■ Given task
Restate the material word for word and leave out anything that is a picture.

■ Provided records
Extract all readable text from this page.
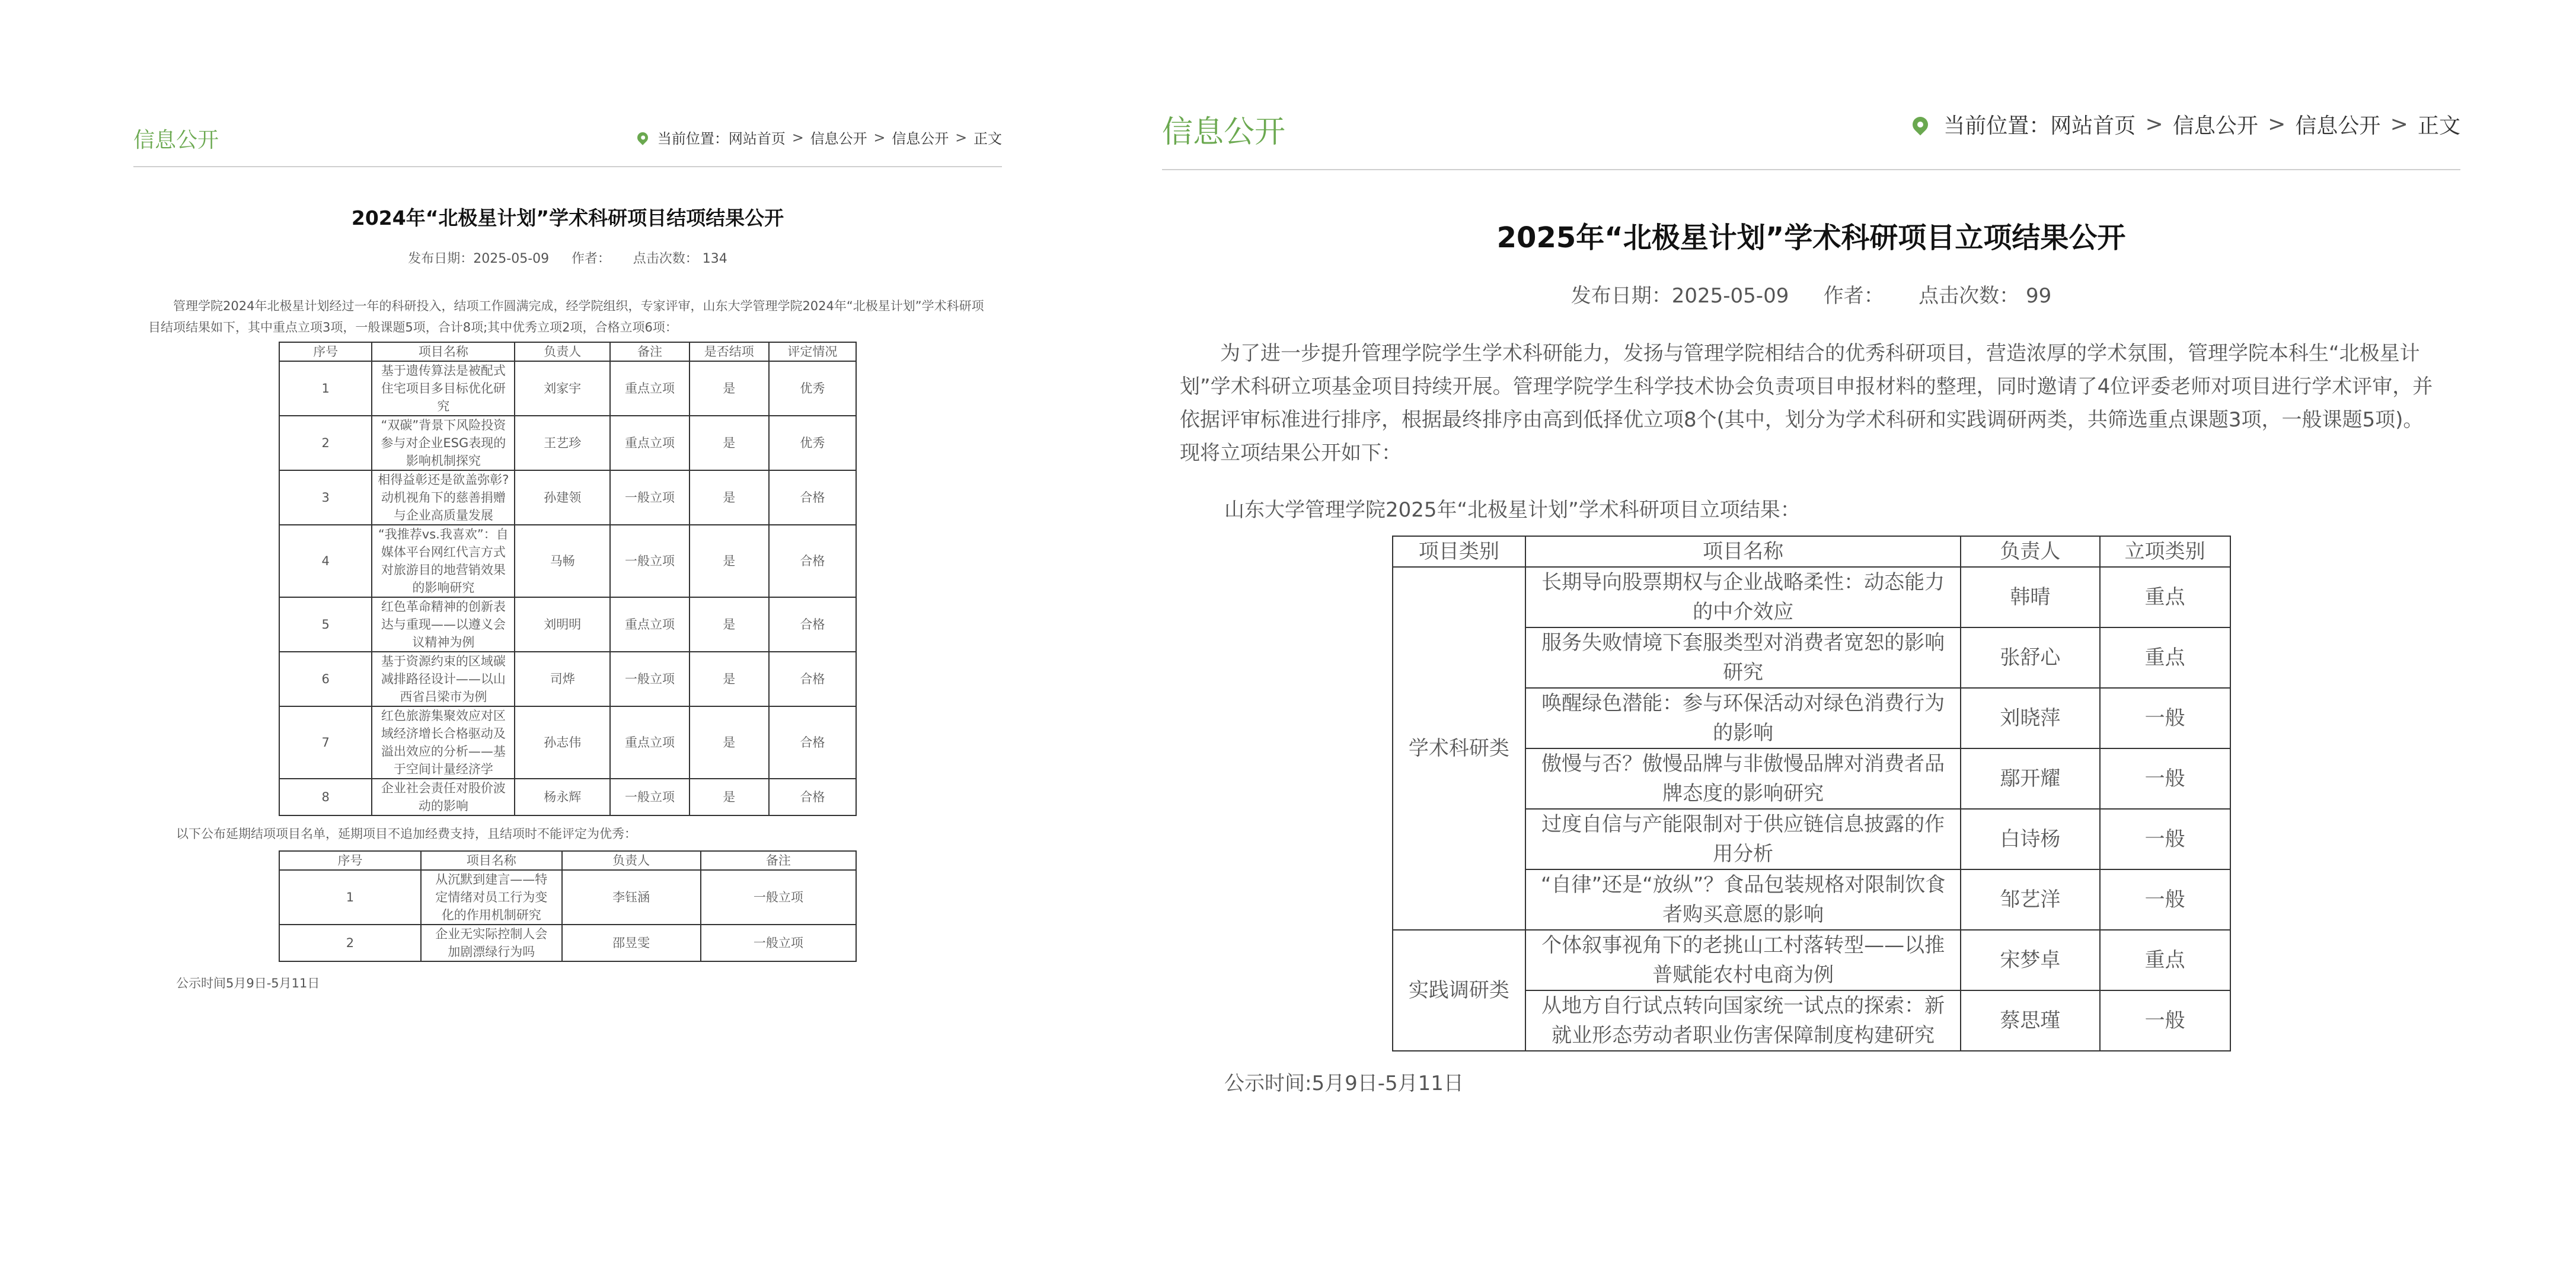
信息公开	当前位置： 网站首页 > 信息公开 > 信息公开 > 正文
2024年“北极星计划”学术科研项目结项结果公开
发布日期：2025-05-09 作者： 点击次数： 134
管理学院2024年北极星计划经过一年的科研投入，结项工作圆满完成，经学院组织，专家评审，山东大学管理学院2024年“北极星计划”学术科研项目结项结果如下，其中重点立项3项，一般课题5项，合计8项;其中优秀立项2项，合格立项6项：
序号	项目名称	负责人	备注	是否结项	评定情况
1	基于遗传算法是被配式住宅项目多目标优化研究	刘家宇	重点立项	是	优秀
2	“双碳”背景下风险投资参与对企业ESG表现的影响机制探究	王艺珍	重点立项	是	优秀
3	相得益彰还是欲盖弥彰?动机视角下的慈善捐赠与企业高质量发展	孙建领	一般立项	是	合格
4	“我推荐vs.我喜欢”：自媒体平台网红代言方式对旅游目的地营销效果的影响研究	马畅	一般立项	是	合格
5	红色革命精神的创新表达与重现——以遵义会议精神为例	刘明明	重点立项	是	合格
6	基于资源约束的区域碳减排路径设计——以山西省吕梁市为例	司烨	一般立项	是	合格
7	红色旅游集聚效应对区域经济增长合格驱动及溢出效应的分析——基于空间计量经济学	孙志伟	重点立项	是	合格
8	企业社会责任对股价波动的影响	杨永辉	一般立项	是	合格
以下公布延期结项项目名单，延期项目不追加经费支持，且结项时不能评定为优秀：
序号	项目名称	负责人	备注
1	从沉默到建言——特定情绪对员工行为变化的作用机制研究	李钰涵	一般立项
2	企业无实际控制人会加剧漂绿行为吗	邵昱雯	一般立项
公示时间5月9日-5月11日
信息公开	当前位置： 网站首页 > 信息公开 > 信息公开 > 正文
2025年“北极星计划”学术科研项目立项结果公开
发布日期：2025-05-09 作者： 点击次数： 99
为了进一步提升管理学院学生学术科研能力，发扬与管理学院相结合的优秀科研项目，营造浓厚的学术氛围，管理学院本科生“北极星计划”学术科研立项基金项目持续开展。管理学院学生科学技术协会负责项目申报材料的整理，同时邀请了4位评委老师对项目进行学术评审，并依据评审标准进行排序，根据最终排序由高到低择优立项8个(其中，划分为学术科研和实践调研两类，共筛选重点课题3项，一般课题5项)。现将立项结果公开如下：
山东大学管理学院2025年“北极星计划”学术科研项目立项结果：
项目类别	项目名称	负责人	立项类别
学术科研类	长期导向股票期权与企业战略柔性：动态能力的中介效应	韩晴	重点
	服务失败情境下套服类型对消费者宽恕的影响研究	张舒心	重点
	唤醒绿色潜能：参与环保活动对绿色消费行为的影响	刘晓萍	一般
	傲慢与否？傲慢品牌与非傲慢品牌对消费者品牌态度的影响研究	鄢开耀	一般
	过度自信与产能限制对于供应链信息披露的作用分析	白诗杨	一般
	“自律”还是“放纵”？食品包装规格对限制饮食者购买意愿的影响	邹艺洋	一般
实践调研类	个体叙事视角下的老挑山工村落转型——以推普赋能农村电商为例	宋梦卓	重点
	从地方自行试点转向国家统一试点的探索：新就业形态劳动者职业伤害保障制度构建研究	蔡思瑾	一般
公示时间:5月9日-5月11日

■ Answer below
Extract all readable text from this page.
信息公开	当前位置： 网站首页 > 信息公开 > 信息公开 > 正文
2024年“北极星计划”学术科研项目结项结果公开
发布日期：2025-05-09 作者： 点击次数： 134
管理学院2024年北极星计划经过一年的科研投入，结项工作圆满完成，经学院组织，专家评审，山东大学管理学院2024年“北极星计划”学术科研项目结项结果如下，其中重点立项3项，一般课题5项，合计8项;其中优秀立项2项，合格立项6项：
序号	项目名称	负责人	备注	是否结项	评定情况
1	基于遗传算法是被配式住宅项目多目标优化研究	刘家宇	重点立项	是	优秀
2	“双碳”背景下风险投资参与对企业ESG表现的影响机制探究	王艺珍	重点立项	是	优秀
3	相得益彰还是欲盖弥彰?动机视角下的慈善捐赠与企业高质量发展	孙建领	一般立项	是	合格
4	“我推荐vs.我喜欢”：自媒体平台网红代言方式对旅游目的地营销效果的影响研究	马畅	一般立项	是	合格
5	红色革命精神的创新表达与重现——以遵义会议精神为例	刘明明	重点立项	是	合格
6	基于资源约束的区域碳减排路径设计——以山西省吕梁市为例	司烨	一般立项	是	合格
7	红色旅游集聚效应对区域经济增长合格驱动及溢出效应的分析——基于空间计量经济学	孙志伟	重点立项	是	合格
8	企业社会责任对股价波动的影响	杨永辉	一般立项	是	合格
以下公布延期结项项目名单，延期项目不追加经费支持，且结项时不能评定为优秀：
序号	项目名称	负责人	备注
1	从沉默到建言——特定情绪对员工行为变化的作用机制研究	李钰涵	一般立项
2	企业无实际控制人会加剧漂绿行为吗	邵昱雯	一般立项
公示时间5月9日-5月11日
信息公开	当前位置： 网站首页 > 信息公开 > 信息公开 > 正文
2025年“北极星计划”学术科研项目立项结果公开
发布日期：2025-05-09 作者： 点击次数： 99
为了进一步提升管理学院学生学术科研能力，发扬与管理学院相结合的优秀科研项目，营造浓厚的学术氛围，管理学院本科生“北极星计划”学术科研立项基金项目持续开展。管理学院学生科学技术协会负责项目申报材料的整理，同时邀请了4位评委老师对项目进行学术评审，并依据评审标准进行排序，根据最终排序由高到低择优立项8个(其中，划分为学术科研和实践调研两类，共筛选重点课题3项，一般课题5项)。现将立项结果公开如下：
山东大学管理学院2025年“北极星计划”学术科研项目立项结果：
项目类别	项目名称	负责人	立项类别
学术科研类	长期导向股票期权与企业战略柔性：动态能力的中介效应	韩晴	重点
	服务失败情境下套服类型对消费者宽恕的影响研究	张舒心	重点
	唤醒绿色潜能：参与环保活动对绿色消费行为的影响	刘晓萍	一般
	傲慢与否？傲慢品牌与非傲慢品牌对消费者品牌态度的影响研究	鄢开耀	一般
	过度自信与产能限制对于供应链信息披露的作用分析	白诗杨	一般
	“自律”还是“放纵”？食品包装规格对限制饮食者购买意愿的影响	邹艺洋	一般
实践调研类	个体叙事视角下的老挑山工村落转型——以推普赋能农村电商为例	宋梦卓	重点
	从地方自行试点转向国家统一试点的探索：新就业形态劳动者职业伤害保障制度构建研究	蔡思瑾	一般
公示时间:5月9日-5月11日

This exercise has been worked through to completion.